Summer or Not

Do you think children should do school work/homework during their summer break?   That was the survey question Parents Magazine, , recently asked. The results were reported in their June 2016 issue.  The answer was 59% to 41%.  Which side do you think was the majority?

The majority is not necessarily the best answer for your family.  Furthermore the answer may vary from year to year and even from child to child.

We were a homeschooling family.  Our five children were born over a span of 17 years.   Counting from when the eldest entered home school pre- kindergarten until the youngest finished high school was thirty

We generally followed a traditional school year calendar.  Year after year I noticed that my children were squirrely by May 1st.  The entire month of May was a challenge for me and for them.  Focus and concentration were elusive. We were weary of the hard work and eager for a break.  We usually ended the school year  June 1st, which was almost always 5- 10 days earlier than our community public schools.  We did comply with our state standard of required number of school days.

During June I would wrap up the record keeping for the year.  I also would research curricula, make decisions, and purchases for the next school year.  In July I refused to think about or do anything regarding school. My brain was fried and my endurance exhausted.  July was my one month free from school.   As soon as August rolled around it was time to preview curricula, begin lesson plans and prepare for the new school year.   This is not meant to be a rant or a complaint.  It is just a reality.   I loved homeschooling and was committed to it (for 30 years), but I needed a break just as much as the children did. Summer was also the time when I tried to get caught up with big household cleaning and projects that I had neglected through the previous school year.


But, there were a few exceptions.  Two of our sons required additional and specialized assistance with reading.  Both of them had a couple of summers where the daily reading work continued.  If a child is struggling in a particular subject, I would encourage the use of great creativity in addressing that area during the summer.

[TASK BRIEF]
Carry on the text about homeschooling during summer break, starting after its final sentence. The entries that come next are separate material and are not part of the text on summer break schoolwork.

[DATASET]
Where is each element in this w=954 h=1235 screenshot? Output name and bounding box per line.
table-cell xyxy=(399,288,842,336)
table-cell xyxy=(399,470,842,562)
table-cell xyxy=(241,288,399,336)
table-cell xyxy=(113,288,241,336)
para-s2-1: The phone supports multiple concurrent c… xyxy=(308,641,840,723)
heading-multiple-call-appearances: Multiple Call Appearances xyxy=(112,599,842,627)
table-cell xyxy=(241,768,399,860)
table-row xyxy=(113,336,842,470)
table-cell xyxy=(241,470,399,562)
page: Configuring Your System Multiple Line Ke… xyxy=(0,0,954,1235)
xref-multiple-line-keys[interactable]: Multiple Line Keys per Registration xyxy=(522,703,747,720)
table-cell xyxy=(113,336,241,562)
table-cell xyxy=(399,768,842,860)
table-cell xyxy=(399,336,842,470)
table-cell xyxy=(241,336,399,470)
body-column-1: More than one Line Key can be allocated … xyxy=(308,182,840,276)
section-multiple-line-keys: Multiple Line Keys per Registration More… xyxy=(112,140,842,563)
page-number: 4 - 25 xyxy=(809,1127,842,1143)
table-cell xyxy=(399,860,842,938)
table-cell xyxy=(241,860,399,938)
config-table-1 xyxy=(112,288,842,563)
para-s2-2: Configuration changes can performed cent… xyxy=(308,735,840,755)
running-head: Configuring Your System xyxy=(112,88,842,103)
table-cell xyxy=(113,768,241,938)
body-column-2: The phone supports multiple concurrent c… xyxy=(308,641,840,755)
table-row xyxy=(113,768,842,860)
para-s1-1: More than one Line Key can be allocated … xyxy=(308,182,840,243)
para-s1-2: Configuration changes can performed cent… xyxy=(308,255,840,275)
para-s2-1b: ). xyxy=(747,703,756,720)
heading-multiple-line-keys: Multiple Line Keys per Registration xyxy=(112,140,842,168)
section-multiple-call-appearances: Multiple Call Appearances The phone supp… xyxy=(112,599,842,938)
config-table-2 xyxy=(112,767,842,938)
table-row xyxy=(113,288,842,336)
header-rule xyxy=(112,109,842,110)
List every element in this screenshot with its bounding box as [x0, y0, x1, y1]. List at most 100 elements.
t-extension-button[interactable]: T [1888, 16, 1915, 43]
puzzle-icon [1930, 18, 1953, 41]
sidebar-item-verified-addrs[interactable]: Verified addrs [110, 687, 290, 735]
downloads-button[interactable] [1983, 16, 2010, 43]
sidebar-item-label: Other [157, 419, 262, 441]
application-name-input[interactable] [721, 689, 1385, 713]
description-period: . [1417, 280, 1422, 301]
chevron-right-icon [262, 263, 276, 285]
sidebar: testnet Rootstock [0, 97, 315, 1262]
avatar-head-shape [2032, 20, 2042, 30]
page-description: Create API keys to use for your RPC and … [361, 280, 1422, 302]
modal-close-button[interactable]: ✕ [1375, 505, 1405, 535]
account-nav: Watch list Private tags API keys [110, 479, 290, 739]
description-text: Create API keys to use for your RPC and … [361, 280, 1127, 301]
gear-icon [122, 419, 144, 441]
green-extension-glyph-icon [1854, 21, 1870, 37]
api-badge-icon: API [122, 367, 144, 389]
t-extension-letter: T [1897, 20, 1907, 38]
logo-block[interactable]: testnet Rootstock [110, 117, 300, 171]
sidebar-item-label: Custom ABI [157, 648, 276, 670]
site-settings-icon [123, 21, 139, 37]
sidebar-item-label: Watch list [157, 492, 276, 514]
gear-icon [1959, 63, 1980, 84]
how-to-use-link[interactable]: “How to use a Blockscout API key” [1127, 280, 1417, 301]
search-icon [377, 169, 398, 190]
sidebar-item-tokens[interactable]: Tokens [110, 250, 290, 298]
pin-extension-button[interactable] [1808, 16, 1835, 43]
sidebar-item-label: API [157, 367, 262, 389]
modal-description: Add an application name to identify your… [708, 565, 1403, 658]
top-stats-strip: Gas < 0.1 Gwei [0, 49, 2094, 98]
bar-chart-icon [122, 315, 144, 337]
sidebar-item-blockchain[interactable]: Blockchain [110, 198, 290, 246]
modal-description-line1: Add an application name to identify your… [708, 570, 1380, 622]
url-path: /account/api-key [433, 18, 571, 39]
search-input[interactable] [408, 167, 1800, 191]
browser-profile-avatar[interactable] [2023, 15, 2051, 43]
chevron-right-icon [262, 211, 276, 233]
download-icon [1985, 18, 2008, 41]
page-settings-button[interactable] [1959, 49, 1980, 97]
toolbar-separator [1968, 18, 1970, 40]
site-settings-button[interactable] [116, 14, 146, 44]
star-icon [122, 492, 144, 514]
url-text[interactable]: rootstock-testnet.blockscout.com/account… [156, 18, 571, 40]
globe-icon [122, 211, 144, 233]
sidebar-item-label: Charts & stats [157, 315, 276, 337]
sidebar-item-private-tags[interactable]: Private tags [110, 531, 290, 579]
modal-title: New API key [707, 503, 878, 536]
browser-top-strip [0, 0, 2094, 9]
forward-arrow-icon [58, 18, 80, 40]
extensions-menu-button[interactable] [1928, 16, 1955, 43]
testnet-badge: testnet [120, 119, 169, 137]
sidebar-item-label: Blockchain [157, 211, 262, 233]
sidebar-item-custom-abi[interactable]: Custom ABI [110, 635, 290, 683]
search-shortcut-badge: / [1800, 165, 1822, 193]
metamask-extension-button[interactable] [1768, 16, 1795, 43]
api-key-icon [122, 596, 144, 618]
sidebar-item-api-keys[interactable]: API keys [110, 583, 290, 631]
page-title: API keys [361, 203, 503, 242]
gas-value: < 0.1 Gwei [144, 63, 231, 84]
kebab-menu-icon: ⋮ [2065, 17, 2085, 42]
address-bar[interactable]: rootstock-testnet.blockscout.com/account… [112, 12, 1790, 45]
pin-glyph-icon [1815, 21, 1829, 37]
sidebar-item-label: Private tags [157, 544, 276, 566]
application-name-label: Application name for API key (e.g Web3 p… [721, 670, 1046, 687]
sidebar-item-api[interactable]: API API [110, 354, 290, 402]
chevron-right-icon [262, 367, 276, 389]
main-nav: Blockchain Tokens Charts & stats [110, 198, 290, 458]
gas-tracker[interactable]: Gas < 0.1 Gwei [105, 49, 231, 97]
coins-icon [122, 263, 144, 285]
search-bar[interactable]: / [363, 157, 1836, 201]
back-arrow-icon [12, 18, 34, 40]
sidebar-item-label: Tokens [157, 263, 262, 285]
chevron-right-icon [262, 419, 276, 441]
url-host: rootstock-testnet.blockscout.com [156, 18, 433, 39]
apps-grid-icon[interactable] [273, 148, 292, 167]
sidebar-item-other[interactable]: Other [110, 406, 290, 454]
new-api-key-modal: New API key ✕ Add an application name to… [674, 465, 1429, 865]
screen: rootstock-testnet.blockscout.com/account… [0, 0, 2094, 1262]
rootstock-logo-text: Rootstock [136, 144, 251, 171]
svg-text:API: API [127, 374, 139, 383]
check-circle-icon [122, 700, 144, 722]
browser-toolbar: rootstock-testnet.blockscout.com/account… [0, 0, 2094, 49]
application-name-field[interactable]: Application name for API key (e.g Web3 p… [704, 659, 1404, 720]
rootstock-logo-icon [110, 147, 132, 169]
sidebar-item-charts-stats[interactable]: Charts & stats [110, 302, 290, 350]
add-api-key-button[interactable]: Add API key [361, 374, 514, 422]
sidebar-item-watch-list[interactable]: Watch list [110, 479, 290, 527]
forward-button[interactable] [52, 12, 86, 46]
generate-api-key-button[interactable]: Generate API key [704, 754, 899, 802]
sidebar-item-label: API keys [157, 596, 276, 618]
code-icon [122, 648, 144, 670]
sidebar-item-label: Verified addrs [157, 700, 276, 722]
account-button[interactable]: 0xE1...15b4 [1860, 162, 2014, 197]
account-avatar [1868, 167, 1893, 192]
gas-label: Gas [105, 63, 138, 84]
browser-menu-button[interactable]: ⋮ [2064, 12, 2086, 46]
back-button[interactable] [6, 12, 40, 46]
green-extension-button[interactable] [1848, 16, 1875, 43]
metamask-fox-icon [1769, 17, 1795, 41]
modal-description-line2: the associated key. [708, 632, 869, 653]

[ANSWER]
In general, I believe children need to play freely.  A less structured summer schedule is a refreshing change.  Our children also enjoyed participating in numerous park district classes, sports and programs.  A few of those classes could be classified as both fun and educational.


We continued to frequently visit the library during the summer.  Keeping a supply of reading materials available will encourage reading.  Children who love to read will find time and material to read.  Non-readers can be read to and may expend great effort to avoid reading themselves.

Back to the survey.  The survey said: 59% NO and 41% YES to homework in the summer.  Which side are you on?


Parental Doubts or Troubled Waters

Do you sometimes doubt your own parenting methods?  Ever wonder if you are following the wisest parenting ideology?  When our 4th child was in college, she and I had more arguments, disagreements, and difficult conversations than in all the previous years combined.  perfect parent

I was a college student myself, while she was a student.  One day while I was writing a paper about parenting she looked over my shoulder and sarcastically remarked, “so, you think you have this parenting thing all figured out, huh?”  To which I snarkily replied,   “Actually, you have caused me to doubt everything I ever did or thought about parenting.”

To evaluate or re-evaluate our parenting methods and motives is healthy and productive. It might be painful to realize that they could be self-serving and not rooted in what is best for the child or the family.  An examination could also be encouraging as maturity, development and progress are discovered.  Maturity, development or progress could be found in your child or in your parenting skills.

You will make mistakes along the parenting path.  Sadly, sometimes we allow our emotions to reign instead of wisdom.  Though it is important for husband and wife to be in agreement and support each other, I also suggest we give each other permission to interrupt and privately discuss a situation when either one seems unreasonable.

I encourage you to pray for your children individually.  They have individual needs and God will guide and direct you regarding their needs.  Pray for your spouse and your teamwork in parenting.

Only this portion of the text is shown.